Stated task
Take every line from the material that has the word "arrow" in it.

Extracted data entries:
>>>

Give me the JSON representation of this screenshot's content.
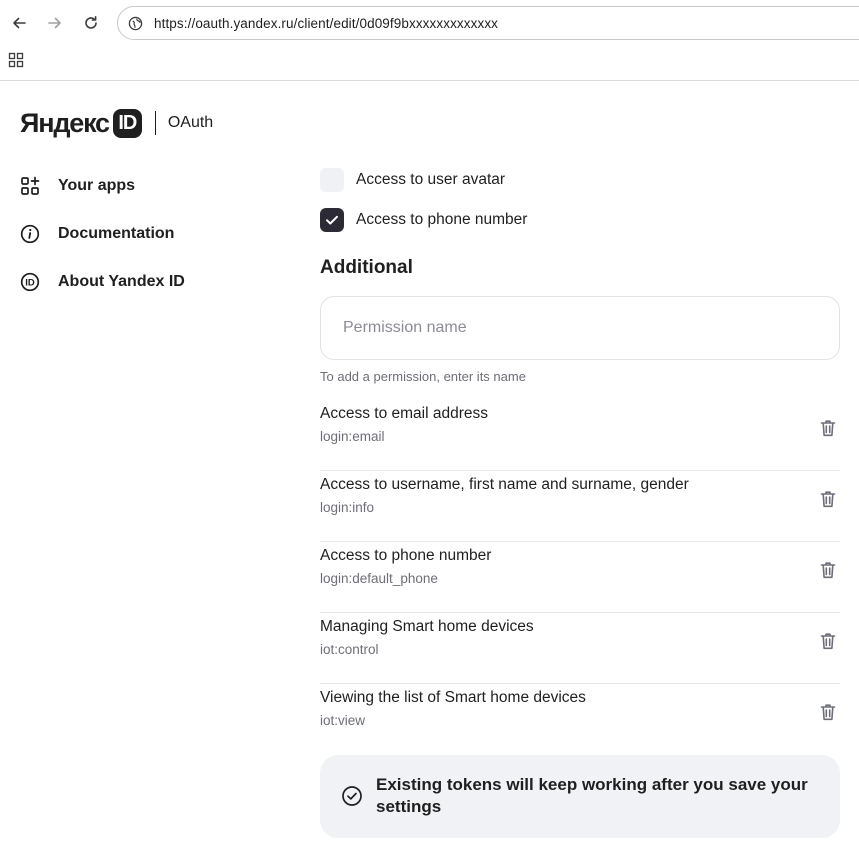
{
  "browser": {
    "url": "https://oauth.yandex.ru/client/edit/0d09f9bxxxxxxxxxxxxx",
    "icons": {
      "back": "arrow-left-icon",
      "forward": "arrow-right-icon",
      "reload": "reload-icon",
      "site": "site-info-icon",
      "apps": "apps-grid-icon"
    }
  },
  "header": {
    "logo_text": "Яндекс",
    "logo_badge": "ID",
    "service": "OAuth"
  },
  "sidebar": {
    "items": [
      {
        "label": "Your apps",
        "icon": "apps-plus-icon"
      },
      {
        "label": "Documentation",
        "icon": "info-icon"
      },
      {
        "label": "About Yandex ID",
        "icon": "id-badge-icon"
      }
    ]
  },
  "main": {
    "checkboxes": [
      {
        "label": "Access to user avatar",
        "checked": false
      },
      {
        "label": "Access to phone number",
        "checked": true
      }
    ],
    "additional": {
      "title": "Additional",
      "input_placeholder": "Permission name",
      "input_value": "",
      "hint": "To add a permission, enter its name"
    },
    "permissions": [
      {
        "title": "Access to email address",
        "code": "login:email"
      },
      {
        "title": "Access to username, first name and surname, gender",
        "code": "login:info"
      },
      {
        "title": "Access to phone number",
        "code": "login:default_phone"
      },
      {
        "title": "Managing Smart home devices",
        "code": "iot:control"
      },
      {
        "title": "Viewing the list of Smart home devices",
        "code": "iot:view"
      }
    ],
    "notice": {
      "text": "Existing tokens will keep working after you save your settings",
      "icon": "check-circle-icon"
    }
  },
  "colors": {
    "text": "#1f1f1f",
    "secondary_text": "#6e6e78",
    "checkbox_checked": "#2b2a35",
    "checkbox_unchecked": "#f0f1f4",
    "notice_bg": "#f1f2f5",
    "divider": "#e6e6ea"
  }
}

<<<

Response for this exercise
      "back": "arrow-left-icon",
      "forward": "arrow-right-icon",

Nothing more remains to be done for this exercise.